GOAL: Return the records that follow unaltered. Omit every picture.

SOURCE DATA:
● ● ● ● ● ● ●

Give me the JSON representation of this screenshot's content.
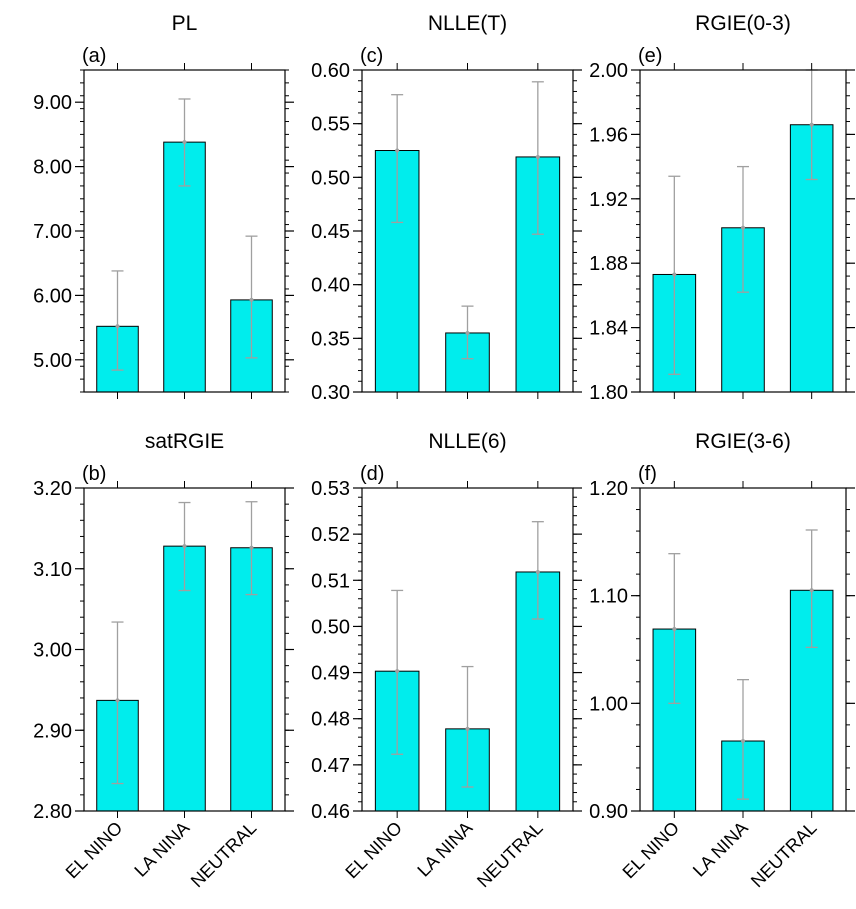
{
  "chart_data": [
    {
      "panel": "(a)",
      "title": "PL",
      "type": "bar",
      "categories": [
        "EL NINO",
        "LA NINA",
        "NEUTRAL"
      ],
      "values": [
        5.52,
        8.38,
        5.93
      ],
      "errors": [
        [
          4.84,
          6.38
        ],
        [
          7.7,
          9.05
        ],
        [
          5.03,
          6.92
        ]
      ],
      "ylim": [
        4.5,
        9.5
      ],
      "yticks": [
        5.0,
        6.0,
        7.0,
        8.0,
        9.0
      ],
      "ytick_labels": [
        "5.00",
        "6.00",
        "7.00",
        "8.00",
        "9.00"
      ],
      "yaxis_side": "left"
    },
    {
      "panel": "(c)",
      "title": "NLLE(T)",
      "type": "bar",
      "categories": [
        "EL NINO",
        "LA NINA",
        "NEUTRAL"
      ],
      "values": [
        0.525,
        0.355,
        0.519
      ],
      "errors": [
        [
          0.458,
          0.577
        ],
        [
          0.331,
          0.38
        ],
        [
          0.447,
          0.589
        ]
      ],
      "ylim": [
        0.3,
        0.6
      ],
      "yticks": [
        0.3,
        0.35,
        0.4,
        0.45,
        0.5,
        0.55,
        0.6
      ],
      "ytick_labels": [
        "0.30",
        "0.35",
        "0.40",
        "0.45",
        "0.50",
        "0.55",
        "0.60"
      ],
      "yaxis_side": "left"
    },
    {
      "panel": "(e)",
      "title": "RGIE(0-3)",
      "type": "bar",
      "categories": [
        "EL NINO",
        "LA NINA",
        "NEUTRAL"
      ],
      "values": [
        1.873,
        1.902,
        1.966
      ],
      "errors": [
        [
          1.811,
          1.934
        ],
        [
          1.862,
          1.94
        ],
        [
          1.932,
          2.0
        ]
      ],
      "ylim": [
        1.8,
        2.0
      ],
      "yticks": [
        1.8,
        1.84,
        1.88,
        1.92,
        1.96,
        2.0
      ],
      "ytick_labels": [
        "1.80",
        "1.84",
        "1.88",
        "1.92",
        "1.96",
        "2.00"
      ],
      "yaxis_side": "left"
    },
    {
      "panel": "(b)",
      "title": "satRGIE",
      "type": "bar",
      "categories": [
        "EL NINO",
        "LA NINA",
        "NEUTRAL"
      ],
      "values": [
        2.937,
        3.128,
        3.126
      ],
      "errors": [
        [
          2.834,
          3.034
        ],
        [
          3.073,
          3.182
        ],
        [
          3.068,
          3.183
        ]
      ],
      "ylim": [
        2.8,
        3.2
      ],
      "yticks": [
        2.8,
        2.9,
        3.0,
        3.1,
        3.2
      ],
      "ytick_labels": [
        "2.80",
        "2.90",
        "3.00",
        "3.10",
        "3.20"
      ],
      "yaxis_side": "left"
    },
    {
      "panel": "(d)",
      "title": "NLLE(6)",
      "type": "bar",
      "categories": [
        "EL NINO",
        "LA NINA",
        "NEUTRAL"
      ],
      "values": [
        0.4903,
        0.4778,
        0.5118
      ],
      "errors": [
        [
          0.4723,
          0.5078
        ],
        [
          0.4652,
          0.4913
        ],
        [
          0.5016,
          0.5227
        ]
      ],
      "ylim": [
        0.46,
        0.53
      ],
      "yticks": [
        0.46,
        0.47,
        0.48,
        0.49,
        0.5,
        0.51,
        0.52,
        0.53
      ],
      "ytick_labels": [
        "0.46",
        "0.47",
        "0.48",
        "0.49",
        "0.50",
        "0.51",
        "0.52",
        "0.53"
      ],
      "yaxis_side": "left"
    },
    {
      "panel": "(f)",
      "title": "RGIE(3-6)",
      "type": "bar",
      "categories": [
        "EL NINO",
        "LA NINA",
        "NEUTRAL"
      ],
      "values": [
        1.069,
        0.965,
        1.105
      ],
      "errors": [
        [
          1.0,
          1.139
        ],
        [
          0.911,
          1.022
        ],
        [
          1.052,
          1.161
        ]
      ],
      "ylim": [
        0.9,
        1.2
      ],
      "yticks": [
        0.9,
        1.0,
        1.1,
        1.2
      ],
      "ytick_labels": [
        "0.90",
        "1.00",
        "1.10",
        "1.20"
      ],
      "yaxis_side": "left"
    }
  ],
  "colors": {
    "bar_fill": "#00eded",
    "bar_stroke": "#000000",
    "error_bar": "#a0a0a0",
    "axis": "#000000"
  }
}
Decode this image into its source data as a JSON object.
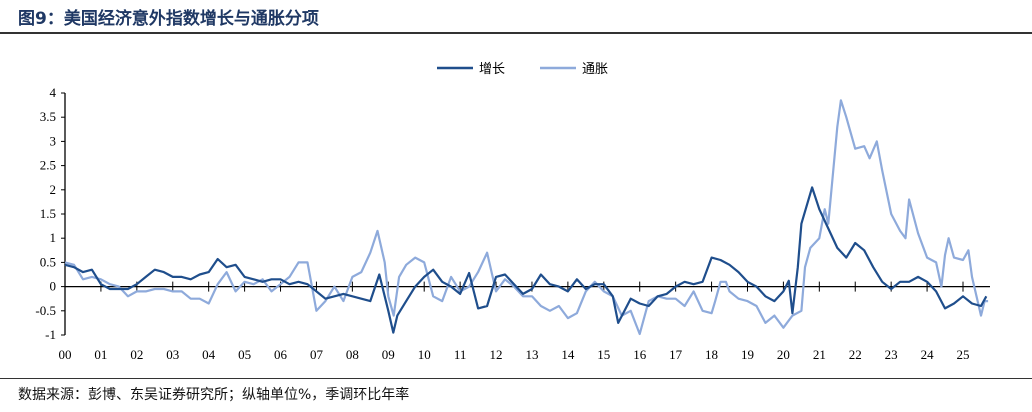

● ● ● ● ● ● ●

EXPECTED ANSWER:
Give me the JSON representation of this screenshot's content.
{
  "chart_data": [
    {
      "panel": "(a)",
      "title": "PL",
      "type": "bar",
      "categories": [
        "EL NINO",
        "LA NINA",
        "NEUTRAL"
      ],
      "values": [
        5.52,
        8.38,
        5.93
      ],
      "errors": [
        [
          4.84,
          6.38
        ],
        [
          7.7,
          9.05
        ],
        [
          5.03,
          6.92
        ]
      ],
      "ylim": [
        4.5,
        9.5
      ],
      "yticks": [
        5.0,
        6.0,
        7.0,
        8.0,
        9.0
      ],
      "ytick_labels": [
        "5.00",
        "6.00",
        "7.00",
        "8.00",
        "9.00"
      ],
      "yaxis_side": "left"
    },
    {
      "panel": "(c)",
      "title": "NLLE(T)",
      "type": "bar",
      "categories": [
        "EL NINO",
        "LA NINA",
        "NEUTRAL"
      ],
      "values": [
        0.525,
        0.355,
        0.519
      ],
      "errors": [
        [
          0.458,
          0.577
        ],
        [
          0.331,
          0.38
        ],
        [
          0.447,
          0.589
        ]
      ],
      "ylim": [
        0.3,
        0.6
      ],
      "yticks": [
        0.3,
        0.35,
        0.4,
        0.45,
        0.5,
        0.55,
        0.6
      ],
      "ytick_labels": [
        "0.30",
        "0.35",
        "0.40",
        "0.45",
        "0.50",
        "0.55",
        "0.60"
      ],
      "yaxis_side": "left"
    },
    {
      "panel": "(e)",
      "title": "RGIE(0-3)",
      "type": "bar",
      "categories": [
        "EL NINO",
        "LA NINA",
        "NEUTRAL"
      ],
      "values": [
        1.873,
        1.902,
        1.966
      ],
      "errors": [
        [
          1.811,
          1.934
        ],
        [
          1.862,
          1.94
        ],
        [
          1.932,
          2.0
        ]
      ],
      "ylim": [
        1.8,
        2.0
      ],
      "yticks": [
        1.8,
        1.84,
        1.88,
        1.92,
        1.96,
        2.0
      ],
      "ytick_labels": [
        "1.80",
        "1.84",
        "1.88",
        "1.92",
        "1.96",
        "2.00"
      ],
      "yaxis_side": "left"
    },
    {
      "panel": "(b)",
      "title": "satRGIE",
      "type": "bar",
      "categories": [
        "EL NINO",
        "LA NINA",
        "NEUTRAL"
      ],
      "values": [
        2.937,
        3.128,
        3.126
      ],
      "errors": [
        [
          2.834,
          3.034
        ],
        [
          3.073,
          3.182
        ],
        [
          3.068,
          3.183
        ]
      ],
      "ylim": [
        2.8,
        3.2
      ],
      "yticks": [
        2.8,
        2.9,
        3.0,
        3.1,
        3.2
      ],
      "ytick_labels": [
        "2.80",
        "2.90",
        "3.00",
        "3.10",
        "3.20"
      ],
      "yaxis_side": "left"
    },
    {
      "panel": "(d)",
      "title": "NLLE(6)",
      "type": "bar",
      "categories": [
        "EL NINO",
        "LA NINA",
        "NEUTRAL"
      ],
      "values": [
        0.4903,
        0.4778,
        0.5118
      ],
      "errors": [
        [
          0.4723,
          0.5078
        ],
        [
          0.4652,
          0.4913
        ],
        [
          0.5016,
          0.5227
        ]
      ],
      "ylim": [
        0.46,
        0.53
      ],
      "yticks": [
        0.46,
        0.47,
        0.48,
        0.49,
        0.5,
        0.51,
        0.52,
        0.53
      ],
      "ytick_labels": [
        "0.46",
        "0.47",
        "0.48",
        "0.49",
        "0.50",
        "0.51",
        "0.52",
        "0.53"
      ],
      "yaxis_side": "left"
    },
    {
      "panel": "(f)",
      "title": "RGIE(3-6)",
      "type": "bar",
      "categories": [
        "EL NINO",
        "LA NINA",
        "NEUTRAL"
      ],
      "values": [
        1.069,
        0.965,
        1.105
      ],
      "errors": [
        [
          1.0,
          1.139
        ],
        [
          0.911,
          1.022
        ],
        [
          1.052,
          1.161
        ]
      ],
      "ylim": [
        0.9,
        1.2
      ],
      "yticks": [
        0.9,
        1.0,
        1.1,
        1.2
      ],
      "ytick_labels": [
        "0.90",
        "1.00",
        "1.10",
        "1.20"
      ],
      "yaxis_side": "left"
    }
  ],
  "colors": {
    "bar_fill": "#00eded",
    "bar_stroke": "#000000",
    "error_bar": "#a0a0a0",
    "axis": "#000000"
  }
}
Decode this image into its source data as a JSON object.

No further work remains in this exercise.